WHAT YOU NEED TO DO
Work through the following lines and count those that hold the word "Limit". Reply with that number only.

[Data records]
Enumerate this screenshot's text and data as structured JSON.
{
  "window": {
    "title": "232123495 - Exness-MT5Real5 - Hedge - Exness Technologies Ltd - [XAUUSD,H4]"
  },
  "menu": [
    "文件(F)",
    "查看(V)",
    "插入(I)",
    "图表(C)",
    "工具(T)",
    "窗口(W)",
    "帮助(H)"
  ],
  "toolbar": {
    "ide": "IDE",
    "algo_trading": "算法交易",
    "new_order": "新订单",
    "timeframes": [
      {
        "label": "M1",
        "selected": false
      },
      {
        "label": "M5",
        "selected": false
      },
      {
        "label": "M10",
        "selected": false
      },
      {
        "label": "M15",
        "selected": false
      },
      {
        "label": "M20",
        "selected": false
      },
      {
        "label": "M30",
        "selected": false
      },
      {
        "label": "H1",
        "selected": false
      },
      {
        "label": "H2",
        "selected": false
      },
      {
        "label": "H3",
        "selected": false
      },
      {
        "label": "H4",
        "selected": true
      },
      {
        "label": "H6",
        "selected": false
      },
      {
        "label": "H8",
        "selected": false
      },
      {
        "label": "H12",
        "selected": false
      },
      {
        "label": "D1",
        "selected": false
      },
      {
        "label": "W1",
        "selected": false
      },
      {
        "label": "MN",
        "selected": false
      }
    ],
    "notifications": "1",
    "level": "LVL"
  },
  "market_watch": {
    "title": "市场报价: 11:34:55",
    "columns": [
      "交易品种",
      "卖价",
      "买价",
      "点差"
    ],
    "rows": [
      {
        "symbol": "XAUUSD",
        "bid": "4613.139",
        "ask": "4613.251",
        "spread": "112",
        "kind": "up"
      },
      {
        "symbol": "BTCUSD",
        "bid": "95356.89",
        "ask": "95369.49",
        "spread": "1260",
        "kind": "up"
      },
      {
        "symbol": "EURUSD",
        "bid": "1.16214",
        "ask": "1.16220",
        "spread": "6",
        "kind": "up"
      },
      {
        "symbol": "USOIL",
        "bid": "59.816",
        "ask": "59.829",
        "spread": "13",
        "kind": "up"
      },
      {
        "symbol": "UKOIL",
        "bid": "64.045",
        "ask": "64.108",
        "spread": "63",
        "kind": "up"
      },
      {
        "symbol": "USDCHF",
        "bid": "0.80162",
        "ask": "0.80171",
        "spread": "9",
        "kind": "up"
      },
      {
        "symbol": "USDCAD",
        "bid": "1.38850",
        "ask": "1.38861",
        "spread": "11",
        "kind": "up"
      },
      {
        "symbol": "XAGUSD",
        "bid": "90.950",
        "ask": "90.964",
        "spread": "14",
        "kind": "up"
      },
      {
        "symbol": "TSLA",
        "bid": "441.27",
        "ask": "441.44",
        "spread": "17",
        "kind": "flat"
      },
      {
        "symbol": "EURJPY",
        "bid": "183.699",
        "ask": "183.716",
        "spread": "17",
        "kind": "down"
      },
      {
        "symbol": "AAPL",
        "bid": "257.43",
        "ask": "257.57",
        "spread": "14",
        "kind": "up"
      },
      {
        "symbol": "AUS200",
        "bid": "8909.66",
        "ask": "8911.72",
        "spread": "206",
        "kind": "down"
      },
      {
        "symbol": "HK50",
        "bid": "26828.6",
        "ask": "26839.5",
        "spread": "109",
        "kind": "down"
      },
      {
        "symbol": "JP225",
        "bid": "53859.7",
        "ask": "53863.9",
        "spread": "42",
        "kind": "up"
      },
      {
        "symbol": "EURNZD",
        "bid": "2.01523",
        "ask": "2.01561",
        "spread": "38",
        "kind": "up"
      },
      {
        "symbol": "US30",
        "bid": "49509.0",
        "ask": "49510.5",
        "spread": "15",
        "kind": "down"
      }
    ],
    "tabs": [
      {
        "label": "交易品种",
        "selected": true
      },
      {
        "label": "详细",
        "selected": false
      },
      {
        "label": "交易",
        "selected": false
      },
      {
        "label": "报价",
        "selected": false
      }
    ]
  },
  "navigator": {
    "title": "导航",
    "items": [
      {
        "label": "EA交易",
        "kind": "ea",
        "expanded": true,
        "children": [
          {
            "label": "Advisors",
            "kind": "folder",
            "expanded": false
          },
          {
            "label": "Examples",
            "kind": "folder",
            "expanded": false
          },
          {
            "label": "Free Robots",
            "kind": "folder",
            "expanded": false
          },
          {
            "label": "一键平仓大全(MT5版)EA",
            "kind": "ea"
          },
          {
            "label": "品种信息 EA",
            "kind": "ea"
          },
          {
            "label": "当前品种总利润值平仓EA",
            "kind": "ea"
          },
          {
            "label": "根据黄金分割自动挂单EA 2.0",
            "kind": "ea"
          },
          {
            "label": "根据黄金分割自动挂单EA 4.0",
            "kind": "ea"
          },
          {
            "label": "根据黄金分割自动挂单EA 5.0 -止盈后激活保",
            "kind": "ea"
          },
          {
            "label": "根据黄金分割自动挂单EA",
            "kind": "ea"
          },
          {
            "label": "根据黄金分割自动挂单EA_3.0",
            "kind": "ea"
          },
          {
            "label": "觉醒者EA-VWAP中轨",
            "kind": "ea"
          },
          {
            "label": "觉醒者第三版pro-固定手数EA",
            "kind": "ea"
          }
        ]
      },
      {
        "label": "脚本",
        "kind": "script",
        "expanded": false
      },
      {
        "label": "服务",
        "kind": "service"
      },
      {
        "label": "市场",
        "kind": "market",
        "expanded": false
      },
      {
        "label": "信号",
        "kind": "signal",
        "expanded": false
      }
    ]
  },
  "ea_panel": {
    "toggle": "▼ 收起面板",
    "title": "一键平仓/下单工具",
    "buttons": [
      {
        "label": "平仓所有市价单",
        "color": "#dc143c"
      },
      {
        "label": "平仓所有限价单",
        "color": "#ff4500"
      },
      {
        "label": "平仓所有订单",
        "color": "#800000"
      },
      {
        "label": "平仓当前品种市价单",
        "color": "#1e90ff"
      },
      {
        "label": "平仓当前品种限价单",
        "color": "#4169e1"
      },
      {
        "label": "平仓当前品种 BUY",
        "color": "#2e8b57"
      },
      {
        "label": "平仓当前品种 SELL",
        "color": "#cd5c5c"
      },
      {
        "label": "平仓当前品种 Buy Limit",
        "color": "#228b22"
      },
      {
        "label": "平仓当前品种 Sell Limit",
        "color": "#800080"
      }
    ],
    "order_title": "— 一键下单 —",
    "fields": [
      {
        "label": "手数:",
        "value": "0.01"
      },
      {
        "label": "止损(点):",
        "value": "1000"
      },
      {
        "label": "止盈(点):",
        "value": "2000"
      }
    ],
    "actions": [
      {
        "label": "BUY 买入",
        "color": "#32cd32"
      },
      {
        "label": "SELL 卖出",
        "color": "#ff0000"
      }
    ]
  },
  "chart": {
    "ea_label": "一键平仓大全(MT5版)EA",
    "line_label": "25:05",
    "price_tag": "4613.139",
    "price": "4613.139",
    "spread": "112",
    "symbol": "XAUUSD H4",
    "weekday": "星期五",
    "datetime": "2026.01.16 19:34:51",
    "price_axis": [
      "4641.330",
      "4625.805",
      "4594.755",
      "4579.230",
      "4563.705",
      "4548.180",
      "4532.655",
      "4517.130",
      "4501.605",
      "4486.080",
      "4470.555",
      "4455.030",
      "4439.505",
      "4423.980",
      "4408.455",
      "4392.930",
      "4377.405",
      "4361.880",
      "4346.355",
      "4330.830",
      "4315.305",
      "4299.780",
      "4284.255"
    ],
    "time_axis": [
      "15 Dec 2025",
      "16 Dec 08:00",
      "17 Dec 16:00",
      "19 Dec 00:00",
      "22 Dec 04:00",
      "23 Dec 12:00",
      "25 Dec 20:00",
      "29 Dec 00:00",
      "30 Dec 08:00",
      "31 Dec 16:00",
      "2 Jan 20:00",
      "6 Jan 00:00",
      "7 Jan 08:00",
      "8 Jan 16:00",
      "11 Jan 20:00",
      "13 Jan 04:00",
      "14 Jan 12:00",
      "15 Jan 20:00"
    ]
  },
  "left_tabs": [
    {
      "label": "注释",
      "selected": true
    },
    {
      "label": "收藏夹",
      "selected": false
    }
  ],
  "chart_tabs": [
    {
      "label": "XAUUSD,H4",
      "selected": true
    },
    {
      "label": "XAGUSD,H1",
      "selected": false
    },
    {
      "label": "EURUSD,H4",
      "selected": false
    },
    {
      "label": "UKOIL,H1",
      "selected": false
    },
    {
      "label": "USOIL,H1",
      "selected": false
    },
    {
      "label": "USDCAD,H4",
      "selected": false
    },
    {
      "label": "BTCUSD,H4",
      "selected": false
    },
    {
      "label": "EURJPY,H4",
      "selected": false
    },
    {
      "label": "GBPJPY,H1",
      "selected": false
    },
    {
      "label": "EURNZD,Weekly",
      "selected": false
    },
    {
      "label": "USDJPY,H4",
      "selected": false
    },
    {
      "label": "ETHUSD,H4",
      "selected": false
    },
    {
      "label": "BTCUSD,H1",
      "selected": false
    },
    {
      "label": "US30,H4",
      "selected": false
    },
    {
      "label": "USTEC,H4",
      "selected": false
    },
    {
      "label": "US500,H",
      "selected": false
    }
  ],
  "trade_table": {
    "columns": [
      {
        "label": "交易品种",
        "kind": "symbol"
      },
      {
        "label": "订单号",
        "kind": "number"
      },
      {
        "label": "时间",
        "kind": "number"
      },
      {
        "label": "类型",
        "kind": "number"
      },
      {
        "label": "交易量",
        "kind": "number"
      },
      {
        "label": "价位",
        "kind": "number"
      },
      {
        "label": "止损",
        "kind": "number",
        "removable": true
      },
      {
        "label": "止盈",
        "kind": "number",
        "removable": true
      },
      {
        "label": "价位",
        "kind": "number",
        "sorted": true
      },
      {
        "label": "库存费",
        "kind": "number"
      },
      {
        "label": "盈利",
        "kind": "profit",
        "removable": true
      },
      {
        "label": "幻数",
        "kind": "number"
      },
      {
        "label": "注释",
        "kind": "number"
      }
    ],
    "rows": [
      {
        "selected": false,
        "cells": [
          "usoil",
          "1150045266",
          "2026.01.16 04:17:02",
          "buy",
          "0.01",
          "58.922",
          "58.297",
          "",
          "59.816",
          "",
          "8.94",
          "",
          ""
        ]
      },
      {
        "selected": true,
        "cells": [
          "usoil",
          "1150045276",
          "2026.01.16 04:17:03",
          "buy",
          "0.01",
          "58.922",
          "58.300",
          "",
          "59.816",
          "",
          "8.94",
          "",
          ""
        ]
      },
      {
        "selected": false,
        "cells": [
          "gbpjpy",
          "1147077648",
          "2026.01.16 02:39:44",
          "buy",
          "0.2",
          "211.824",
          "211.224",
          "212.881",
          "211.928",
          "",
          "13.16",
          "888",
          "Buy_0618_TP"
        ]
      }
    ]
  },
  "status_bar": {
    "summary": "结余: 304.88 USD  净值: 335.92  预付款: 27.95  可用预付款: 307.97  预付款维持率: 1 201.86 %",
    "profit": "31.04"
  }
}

FINAL ANSWER
2